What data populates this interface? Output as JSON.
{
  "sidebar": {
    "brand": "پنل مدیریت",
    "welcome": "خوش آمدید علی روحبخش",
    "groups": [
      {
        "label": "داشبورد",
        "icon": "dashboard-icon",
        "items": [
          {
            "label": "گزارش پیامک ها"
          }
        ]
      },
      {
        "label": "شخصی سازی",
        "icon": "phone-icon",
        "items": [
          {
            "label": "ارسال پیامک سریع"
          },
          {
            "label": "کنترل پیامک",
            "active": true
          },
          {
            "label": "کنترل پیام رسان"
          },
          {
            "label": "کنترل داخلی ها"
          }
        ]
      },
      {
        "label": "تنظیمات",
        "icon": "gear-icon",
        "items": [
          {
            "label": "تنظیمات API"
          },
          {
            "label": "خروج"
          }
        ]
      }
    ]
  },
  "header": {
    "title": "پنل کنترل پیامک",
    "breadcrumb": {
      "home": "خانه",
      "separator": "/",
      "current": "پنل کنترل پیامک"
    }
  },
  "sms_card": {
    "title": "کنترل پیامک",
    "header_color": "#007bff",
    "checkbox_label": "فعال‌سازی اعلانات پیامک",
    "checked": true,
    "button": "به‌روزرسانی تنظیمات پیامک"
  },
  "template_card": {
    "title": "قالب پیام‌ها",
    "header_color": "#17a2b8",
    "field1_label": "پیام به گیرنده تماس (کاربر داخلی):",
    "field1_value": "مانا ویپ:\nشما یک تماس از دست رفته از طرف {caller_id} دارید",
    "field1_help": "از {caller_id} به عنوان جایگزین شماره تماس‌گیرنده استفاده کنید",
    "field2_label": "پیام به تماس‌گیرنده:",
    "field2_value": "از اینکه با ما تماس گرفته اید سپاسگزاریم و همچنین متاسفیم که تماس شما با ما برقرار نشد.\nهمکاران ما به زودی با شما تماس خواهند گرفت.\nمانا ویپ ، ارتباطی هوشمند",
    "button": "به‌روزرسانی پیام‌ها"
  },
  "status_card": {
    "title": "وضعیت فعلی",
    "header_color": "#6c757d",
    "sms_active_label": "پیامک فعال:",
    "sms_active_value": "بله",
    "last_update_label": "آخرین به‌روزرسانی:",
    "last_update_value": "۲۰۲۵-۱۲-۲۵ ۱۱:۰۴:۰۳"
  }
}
____
Exact copies of all the records are required.

What data populates this interface? Output as JSON.
{
  "sidebar": {
    "brand": "پنل مدیریت",
    "welcome": "خوش آمدید علی روحبخش",
    "groups": [
      {
        "label": "داشبورد",
        "icon": "dashboard-icon",
        "items": [
          {
            "label": "گزارش پیامک ها"
          }
        ]
      },
      {
        "label": "شخصی سازی",
        "icon": "phone-icon",
        "items": [
          {
            "label": "ارسال پیامک سریع"
          },
          {
            "label": "کنترل پیامک",
            "active": true
          },
          {
            "label": "کنترل پیام رسان"
          },
          {
            "label": "کنترل داخلی ها"
          }
        ]
      },
      {
        "label": "تنظیمات",
        "icon": "gear-icon",
        "items": [
          {
            "label": "تنظیمات API"
          },
          {
            "label": "خروج"
          }
        ]
      }
    ]
  },
  "header": {
    "title": "پنل کنترل پیامک",
    "breadcrumb": {
      "home": "خانه",
      "separator": "/",
      "current": "پنل کنترل پیامک"
    }
  },
  "sms_card": {
    "title": "کنترل پیامک",
    "header_color": "#007bff",
    "checkbox_label": "فعال‌سازی اعلانات پیامک",
    "checked": true,
    "button": "به‌روزرسانی تنظیمات پیامک"
  },
  "template_card": {
    "title": "قالب پیام‌ها",
    "header_color": "#17a2b8",
    "field1_label": "پیام به گیرنده تماس (کاربر داخلی):",
    "field1_value": "مانا ویپ:\nشما یک تماس از دست رفته از طرف {caller_id} دارید",
    "field1_help": "از {caller_id} به عنوان جایگزین شماره تماس‌گیرنده استفاده کنید",
    "field2_label": "پیام به تماس‌گیرنده:",
    "field2_value": "از اینکه با ما تماس گرفته اید سپاسگزاریم و همچنین متاسفیم که تماس شما با ما برقرار نشد.\nهمکاران ما به زودی با شما تماس خواهند گرفت.\nمانا ویپ ، ارتباطی هوشمند",
    "button": "به‌روزرسانی پیام‌ها"
  },
  "status_card": {
    "title": "وضعیت فعلی",
    "header_color": "#6c757d",
    "sms_active_label": "پیامک فعال:",
    "sms_active_value": "بله",
    "last_update_label": "آخرین به‌روزرسانی:",
    "last_update_value": "۲۰۲۵-۱۲-۲۵ ۱۱:۰۴:۰۳"
  }
}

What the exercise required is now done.